Written request:
Write out each entry again. Keep every word exactly as it is.

Task input:

━━━━━━━━━━

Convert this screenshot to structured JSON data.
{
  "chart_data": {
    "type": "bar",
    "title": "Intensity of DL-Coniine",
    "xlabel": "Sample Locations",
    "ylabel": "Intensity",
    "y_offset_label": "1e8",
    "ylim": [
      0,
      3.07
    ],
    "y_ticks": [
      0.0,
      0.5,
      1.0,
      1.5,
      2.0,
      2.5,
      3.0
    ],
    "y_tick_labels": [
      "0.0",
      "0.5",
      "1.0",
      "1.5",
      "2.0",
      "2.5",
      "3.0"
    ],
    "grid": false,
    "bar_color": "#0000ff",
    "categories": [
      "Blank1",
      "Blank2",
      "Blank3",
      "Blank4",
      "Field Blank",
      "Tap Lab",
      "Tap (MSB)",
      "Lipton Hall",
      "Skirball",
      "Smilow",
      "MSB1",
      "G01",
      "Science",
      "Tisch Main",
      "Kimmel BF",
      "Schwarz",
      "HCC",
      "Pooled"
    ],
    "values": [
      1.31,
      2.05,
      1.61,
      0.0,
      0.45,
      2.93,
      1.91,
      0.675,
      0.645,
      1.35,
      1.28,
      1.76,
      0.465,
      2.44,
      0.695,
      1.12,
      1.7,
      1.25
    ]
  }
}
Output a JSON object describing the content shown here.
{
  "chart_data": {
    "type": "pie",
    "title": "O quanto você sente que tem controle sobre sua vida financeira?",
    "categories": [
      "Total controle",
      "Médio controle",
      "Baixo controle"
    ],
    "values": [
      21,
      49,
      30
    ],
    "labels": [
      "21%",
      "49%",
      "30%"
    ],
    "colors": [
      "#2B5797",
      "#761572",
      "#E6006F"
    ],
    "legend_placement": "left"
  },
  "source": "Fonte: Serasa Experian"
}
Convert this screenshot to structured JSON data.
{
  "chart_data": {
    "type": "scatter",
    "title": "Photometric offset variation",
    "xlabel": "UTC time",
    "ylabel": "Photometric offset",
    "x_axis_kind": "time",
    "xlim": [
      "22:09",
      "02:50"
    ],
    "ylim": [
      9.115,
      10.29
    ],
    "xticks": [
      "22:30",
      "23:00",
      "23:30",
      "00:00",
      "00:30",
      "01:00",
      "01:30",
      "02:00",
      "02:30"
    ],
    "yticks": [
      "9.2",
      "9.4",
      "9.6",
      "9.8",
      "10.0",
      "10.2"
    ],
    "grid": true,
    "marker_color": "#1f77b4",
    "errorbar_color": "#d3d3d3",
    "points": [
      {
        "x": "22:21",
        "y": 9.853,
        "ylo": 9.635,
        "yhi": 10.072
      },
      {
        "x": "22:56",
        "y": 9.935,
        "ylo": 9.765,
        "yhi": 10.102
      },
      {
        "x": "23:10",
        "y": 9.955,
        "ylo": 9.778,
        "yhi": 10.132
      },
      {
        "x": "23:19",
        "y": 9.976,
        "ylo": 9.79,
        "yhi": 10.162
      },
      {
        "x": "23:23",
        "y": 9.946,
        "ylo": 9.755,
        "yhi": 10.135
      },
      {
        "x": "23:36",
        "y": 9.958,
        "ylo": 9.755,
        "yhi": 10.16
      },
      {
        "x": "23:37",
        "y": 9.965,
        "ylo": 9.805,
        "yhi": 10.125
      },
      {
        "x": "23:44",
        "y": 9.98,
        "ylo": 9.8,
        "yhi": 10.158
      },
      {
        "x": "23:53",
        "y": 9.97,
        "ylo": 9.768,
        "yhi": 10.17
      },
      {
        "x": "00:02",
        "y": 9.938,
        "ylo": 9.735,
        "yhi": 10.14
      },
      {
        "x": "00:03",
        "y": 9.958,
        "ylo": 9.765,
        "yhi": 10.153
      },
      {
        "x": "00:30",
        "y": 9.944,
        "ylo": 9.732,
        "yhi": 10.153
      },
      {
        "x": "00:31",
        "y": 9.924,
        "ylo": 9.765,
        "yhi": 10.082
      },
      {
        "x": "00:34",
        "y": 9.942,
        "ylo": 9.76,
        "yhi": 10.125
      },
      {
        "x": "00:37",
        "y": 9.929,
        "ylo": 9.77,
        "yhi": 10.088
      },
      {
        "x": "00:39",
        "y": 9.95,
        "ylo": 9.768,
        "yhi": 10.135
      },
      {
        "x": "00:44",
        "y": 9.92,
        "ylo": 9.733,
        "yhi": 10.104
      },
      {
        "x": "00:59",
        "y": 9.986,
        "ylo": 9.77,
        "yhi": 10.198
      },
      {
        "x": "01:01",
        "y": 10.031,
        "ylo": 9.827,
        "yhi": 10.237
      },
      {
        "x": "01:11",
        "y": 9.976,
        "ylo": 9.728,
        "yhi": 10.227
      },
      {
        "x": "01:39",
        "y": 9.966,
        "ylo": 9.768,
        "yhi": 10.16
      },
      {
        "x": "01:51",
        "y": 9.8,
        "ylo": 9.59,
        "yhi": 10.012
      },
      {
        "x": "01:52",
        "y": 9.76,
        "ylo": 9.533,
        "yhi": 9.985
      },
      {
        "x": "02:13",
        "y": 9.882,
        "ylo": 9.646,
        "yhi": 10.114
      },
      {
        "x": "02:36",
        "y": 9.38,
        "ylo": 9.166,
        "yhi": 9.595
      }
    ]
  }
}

━━━━━━━━━━

Result for this task:
Convert this screenshot to structured JSON data.
{
  "chart_data": {
    "type": "bar",
    "title": "Intensity of DL-Coniine",
    "xlabel": "Sample Locations",
    "ylabel": "Intensity",
    "y_offset_label": "1e8",
    "ylim": [
      0,
      3.07
    ],
    "y_ticks": [
      0.0,
      0.5,
      1.0,
      1.5,
      2.0,
      2.5,
      3.0
    ],
    "y_tick_labels": [
      "0.0",
      "0.5",
      "1.0",
      "1.5",
      "2.0",
      "2.5",
      "3.0"
    ],
    "grid": false,
    "bar_color": "#0000ff",
    "categories": [
      "Blank1",
      "Blank2",
      "Blank3",
      "Blank4",
      "Field Blank",
      "Tap Lab",
      "Tap (MSB)",
      "Lipton Hall",
      "Skirball",
      "Smilow",
      "MSB1",
      "G01",
      "Science",
      "Tisch Main",
      "Kimmel BF",
      "Schwarz",
      "HCC",
      "Pooled"
    ],
    "values": [
      1.31,
      2.05,
      1.61,
      0.0,
      0.45,
      2.93,
      1.91,
      0.675,
      0.645,
      1.35,
      1.28,
      1.76,
      0.465,
      2.44,
      0.695,
      1.12,
      1.7,
      1.25
    ]
  }
}
Output a JSON object describing the content shown here.
{
  "chart_data": {
    "type": "pie",
    "title": "O quanto você sente que tem controle sobre sua vida financeira?",
    "categories": [
      "Total controle",
      "Médio controle",
      "Baixo controle"
    ],
    "values": [
      21,
      49,
      30
    ],
    "labels": [
      "21%",
      "49%",
      "30%"
    ],
    "colors": [
      "#2B5797",
      "#761572",
      "#E6006F"
    ],
    "legend_placement": "left"
  },
  "source": "Fonte: Serasa Experian"
}
Convert this screenshot to structured JSON data.
{
  "chart_data": {
    "type": "scatter",
    "title": "Photometric offset variation",
    "xlabel": "UTC time",
    "ylabel": "Photometric offset",
    "x_axis_kind": "time",
    "xlim": [
      "22:09",
      "02:50"
    ],
    "ylim": [
      9.115,
      10.29
    ],
    "xticks": [
      "22:30",
      "23:00",
      "23:30",
      "00:00",
      "00:30",
      "01:00",
      "01:30",
      "02:00",
      "02:30"
    ],
    "yticks": [
      "9.2",
      "9.4",
      "9.6",
      "9.8",
      "10.0",
      "10.2"
    ],
    "grid": true,
    "marker_color": "#1f77b4",
    "errorbar_color": "#d3d3d3",
    "points": [
      {
        "x": "22:21",
        "y": 9.853,
        "ylo": 9.635,
        "yhi": 10.072
      },
      {
        "x": "22:56",
        "y": 9.935,
        "ylo": 9.765,
        "yhi": 10.102
      },
      {
        "x": "23:10",
        "y": 9.955,
        "ylo": 9.778,
        "yhi": 10.132
      },
      {
        "x": "23:19",
        "y": 9.976,
        "ylo": 9.79,
        "yhi": 10.162
      },
      {
        "x": "23:23",
        "y": 9.946,
        "ylo": 9.755,
        "yhi": 10.135
      },
      {
        "x": "23:36",
        "y": 9.958,
        "ylo": 9.755,
        "yhi": 10.16
      },
      {
        "x": "23:37",
        "y": 9.965,
        "ylo": 9.805,
        "yhi": 10.125
      },
      {
        "x": "23:44",
        "y": 9.98,
        "ylo": 9.8,
        "yhi": 10.158
      },
      {
        "x": "23:53",
        "y": 9.97,
        "ylo": 9.768,
        "yhi": 10.17
      },
      {
        "x": "00:02",
        "y": 9.938,
        "ylo": 9.735,
        "yhi": 10.14
      },
      {
        "x": "00:03",
        "y": 9.958,
        "ylo": 9.765,
        "yhi": 10.153
      },
      {
        "x": "00:30",
        "y": 9.944,
        "ylo": 9.732,
        "yhi": 10.153
      },
      {
        "x": "00:31",
        "y": 9.924,
        "ylo": 9.765,
        "yhi": 10.082
      },
      {
        "x": "00:34",
        "y": 9.942,
        "ylo": 9.76,
        "yhi": 10.125
      },
      {
        "x": "00:37",
        "y": 9.929,
        "ylo": 9.77,
        "yhi": 10.088
      },
      {
        "x": "00:39",
        "y": 9.95,
        "ylo": 9.768,
        "yhi": 10.135
      },
      {
        "x": "00:44",
        "y": 9.92,
        "ylo": 9.733,
        "yhi": 10.104
      },
      {
        "x": "00:59",
        "y": 9.986,
        "ylo": 9.77,
        "yhi": 10.198
      },
      {
        "x": "01:01",
        "y": 10.031,
        "ylo": 9.827,
        "yhi": 10.237
      },
      {
        "x": "01:11",
        "y": 9.976,
        "ylo": 9.728,
        "yhi": 10.227
      },
      {
        "x": "01:39",
        "y": 9.966,
        "ylo": 9.768,
        "yhi": 10.16
      },
      {
        "x": "01:51",
        "y": 9.8,
        "ylo": 9.59,
        "yhi": 10.012
      },
      {
        "x": "01:52",
        "y": 9.76,
        "ylo": 9.533,
        "yhi": 9.985
      },
      {
        "x": "02:13",
        "y": 9.882,
        "ylo": 9.646,
        "yhi": 10.114
      },
      {
        "x": "02:36",
        "y": 9.38,
        "ylo": 9.166,
        "yhi": 9.595
      }
    ]
  }
}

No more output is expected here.